-- Begin Information supplied --

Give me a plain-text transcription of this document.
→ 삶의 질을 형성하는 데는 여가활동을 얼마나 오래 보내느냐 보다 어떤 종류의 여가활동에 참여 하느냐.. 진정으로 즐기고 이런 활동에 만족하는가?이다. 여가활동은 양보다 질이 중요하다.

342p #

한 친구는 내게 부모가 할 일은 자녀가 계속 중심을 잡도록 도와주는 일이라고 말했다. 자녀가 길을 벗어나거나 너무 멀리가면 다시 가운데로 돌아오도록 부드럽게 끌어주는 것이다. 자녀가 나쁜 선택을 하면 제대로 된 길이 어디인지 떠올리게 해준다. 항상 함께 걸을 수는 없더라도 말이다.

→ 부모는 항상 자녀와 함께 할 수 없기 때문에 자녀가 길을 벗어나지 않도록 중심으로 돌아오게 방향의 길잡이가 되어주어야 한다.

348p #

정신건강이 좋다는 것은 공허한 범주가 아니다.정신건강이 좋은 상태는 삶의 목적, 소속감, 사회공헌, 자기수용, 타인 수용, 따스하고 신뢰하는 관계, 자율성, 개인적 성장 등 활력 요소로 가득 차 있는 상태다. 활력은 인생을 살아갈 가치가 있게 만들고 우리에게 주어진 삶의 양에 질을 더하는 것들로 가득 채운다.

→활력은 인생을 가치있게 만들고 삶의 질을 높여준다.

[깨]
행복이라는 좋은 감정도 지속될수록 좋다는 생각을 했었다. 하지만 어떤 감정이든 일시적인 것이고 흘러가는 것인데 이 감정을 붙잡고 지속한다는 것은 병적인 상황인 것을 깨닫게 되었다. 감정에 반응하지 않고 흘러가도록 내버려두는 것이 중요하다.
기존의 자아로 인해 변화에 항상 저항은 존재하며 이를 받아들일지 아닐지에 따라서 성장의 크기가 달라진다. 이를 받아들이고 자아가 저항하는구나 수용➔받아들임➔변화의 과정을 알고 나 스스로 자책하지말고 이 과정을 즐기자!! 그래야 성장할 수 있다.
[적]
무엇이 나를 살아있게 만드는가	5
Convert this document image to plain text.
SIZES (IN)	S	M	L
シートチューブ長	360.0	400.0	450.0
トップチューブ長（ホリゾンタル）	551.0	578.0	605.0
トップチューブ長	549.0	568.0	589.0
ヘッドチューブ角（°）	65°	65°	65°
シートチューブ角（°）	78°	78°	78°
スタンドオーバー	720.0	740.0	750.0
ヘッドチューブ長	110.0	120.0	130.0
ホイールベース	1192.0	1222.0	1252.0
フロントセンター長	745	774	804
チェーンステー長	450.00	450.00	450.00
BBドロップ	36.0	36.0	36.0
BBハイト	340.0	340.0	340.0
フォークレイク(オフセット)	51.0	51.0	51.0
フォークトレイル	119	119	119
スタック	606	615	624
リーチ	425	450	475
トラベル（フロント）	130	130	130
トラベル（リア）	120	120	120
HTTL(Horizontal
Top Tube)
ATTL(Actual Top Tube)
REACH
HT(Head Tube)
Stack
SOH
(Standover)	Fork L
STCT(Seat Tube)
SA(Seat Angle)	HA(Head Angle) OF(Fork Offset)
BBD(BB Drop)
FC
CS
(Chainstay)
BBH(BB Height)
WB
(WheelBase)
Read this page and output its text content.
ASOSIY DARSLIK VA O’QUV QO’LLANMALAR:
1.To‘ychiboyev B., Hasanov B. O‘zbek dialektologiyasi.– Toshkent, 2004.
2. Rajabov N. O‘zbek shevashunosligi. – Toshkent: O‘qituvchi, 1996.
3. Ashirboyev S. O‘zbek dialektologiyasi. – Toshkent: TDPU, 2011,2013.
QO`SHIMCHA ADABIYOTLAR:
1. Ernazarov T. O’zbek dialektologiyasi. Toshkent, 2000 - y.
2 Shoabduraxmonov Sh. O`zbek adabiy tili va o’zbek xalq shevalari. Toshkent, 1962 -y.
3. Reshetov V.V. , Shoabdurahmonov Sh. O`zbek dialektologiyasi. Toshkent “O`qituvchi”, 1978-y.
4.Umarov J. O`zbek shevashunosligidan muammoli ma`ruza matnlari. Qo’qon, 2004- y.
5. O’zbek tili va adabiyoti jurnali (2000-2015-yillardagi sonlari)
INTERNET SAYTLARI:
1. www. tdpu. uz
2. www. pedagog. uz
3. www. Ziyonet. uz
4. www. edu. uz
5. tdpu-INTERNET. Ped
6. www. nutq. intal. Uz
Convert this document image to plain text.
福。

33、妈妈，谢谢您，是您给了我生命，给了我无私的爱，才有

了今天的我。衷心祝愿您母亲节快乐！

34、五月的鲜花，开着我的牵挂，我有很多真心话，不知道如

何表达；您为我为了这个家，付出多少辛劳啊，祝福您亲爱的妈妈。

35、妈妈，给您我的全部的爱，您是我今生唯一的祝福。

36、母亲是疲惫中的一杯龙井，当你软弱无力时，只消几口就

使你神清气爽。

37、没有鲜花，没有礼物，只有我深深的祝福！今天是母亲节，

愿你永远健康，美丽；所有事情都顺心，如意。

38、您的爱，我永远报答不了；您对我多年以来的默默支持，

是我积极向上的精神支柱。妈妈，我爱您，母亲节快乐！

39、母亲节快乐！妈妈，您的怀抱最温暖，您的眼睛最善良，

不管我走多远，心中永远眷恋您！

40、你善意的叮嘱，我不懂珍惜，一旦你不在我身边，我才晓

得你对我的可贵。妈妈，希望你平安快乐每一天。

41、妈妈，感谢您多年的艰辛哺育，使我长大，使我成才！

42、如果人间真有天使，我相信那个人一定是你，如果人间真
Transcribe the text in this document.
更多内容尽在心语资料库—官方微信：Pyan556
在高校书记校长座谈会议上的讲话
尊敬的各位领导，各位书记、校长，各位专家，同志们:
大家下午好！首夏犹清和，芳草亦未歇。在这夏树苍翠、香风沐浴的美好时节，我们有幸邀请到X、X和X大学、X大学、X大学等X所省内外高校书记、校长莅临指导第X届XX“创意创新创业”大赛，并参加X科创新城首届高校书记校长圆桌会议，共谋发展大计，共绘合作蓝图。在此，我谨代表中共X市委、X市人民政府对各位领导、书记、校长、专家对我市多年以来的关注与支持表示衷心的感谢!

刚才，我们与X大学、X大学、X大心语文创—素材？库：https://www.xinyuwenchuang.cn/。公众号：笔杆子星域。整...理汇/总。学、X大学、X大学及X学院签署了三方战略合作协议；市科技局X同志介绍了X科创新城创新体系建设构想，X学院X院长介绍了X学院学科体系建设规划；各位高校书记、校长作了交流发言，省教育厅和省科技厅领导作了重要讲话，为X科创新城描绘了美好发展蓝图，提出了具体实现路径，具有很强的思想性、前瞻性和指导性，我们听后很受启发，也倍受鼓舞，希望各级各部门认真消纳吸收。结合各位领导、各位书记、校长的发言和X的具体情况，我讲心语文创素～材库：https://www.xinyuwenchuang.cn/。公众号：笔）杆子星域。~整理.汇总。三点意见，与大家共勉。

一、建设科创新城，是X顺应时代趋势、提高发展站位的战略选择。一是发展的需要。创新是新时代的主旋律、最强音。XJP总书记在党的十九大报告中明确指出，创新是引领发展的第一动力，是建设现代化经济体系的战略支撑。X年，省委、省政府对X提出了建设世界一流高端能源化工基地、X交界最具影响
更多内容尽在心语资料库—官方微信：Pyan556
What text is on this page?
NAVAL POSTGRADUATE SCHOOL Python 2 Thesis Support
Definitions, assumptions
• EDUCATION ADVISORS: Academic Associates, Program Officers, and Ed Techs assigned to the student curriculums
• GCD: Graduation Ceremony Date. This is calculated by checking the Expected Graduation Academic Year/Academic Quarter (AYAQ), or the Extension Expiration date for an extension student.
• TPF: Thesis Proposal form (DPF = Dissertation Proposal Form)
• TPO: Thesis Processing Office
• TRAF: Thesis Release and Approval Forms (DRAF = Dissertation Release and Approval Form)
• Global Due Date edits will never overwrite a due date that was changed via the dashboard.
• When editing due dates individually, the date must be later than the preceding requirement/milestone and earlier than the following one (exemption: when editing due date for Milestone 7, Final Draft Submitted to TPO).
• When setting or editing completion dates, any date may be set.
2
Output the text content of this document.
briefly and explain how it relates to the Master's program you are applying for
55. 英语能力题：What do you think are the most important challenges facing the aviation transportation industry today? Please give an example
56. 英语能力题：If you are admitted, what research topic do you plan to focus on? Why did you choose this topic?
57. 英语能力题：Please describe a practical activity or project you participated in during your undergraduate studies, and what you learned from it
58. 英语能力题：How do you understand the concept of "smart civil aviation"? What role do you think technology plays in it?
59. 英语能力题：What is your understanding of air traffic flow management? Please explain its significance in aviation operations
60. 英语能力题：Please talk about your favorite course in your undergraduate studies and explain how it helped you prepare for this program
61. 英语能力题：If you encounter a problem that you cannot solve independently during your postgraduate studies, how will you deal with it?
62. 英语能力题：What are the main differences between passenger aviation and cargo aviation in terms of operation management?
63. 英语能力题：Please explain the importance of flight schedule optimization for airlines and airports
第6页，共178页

-- End Information supplied --

Requirements>
Check each line above for the word "think" and give the number of lines that have it, nothing else.

Final result>
2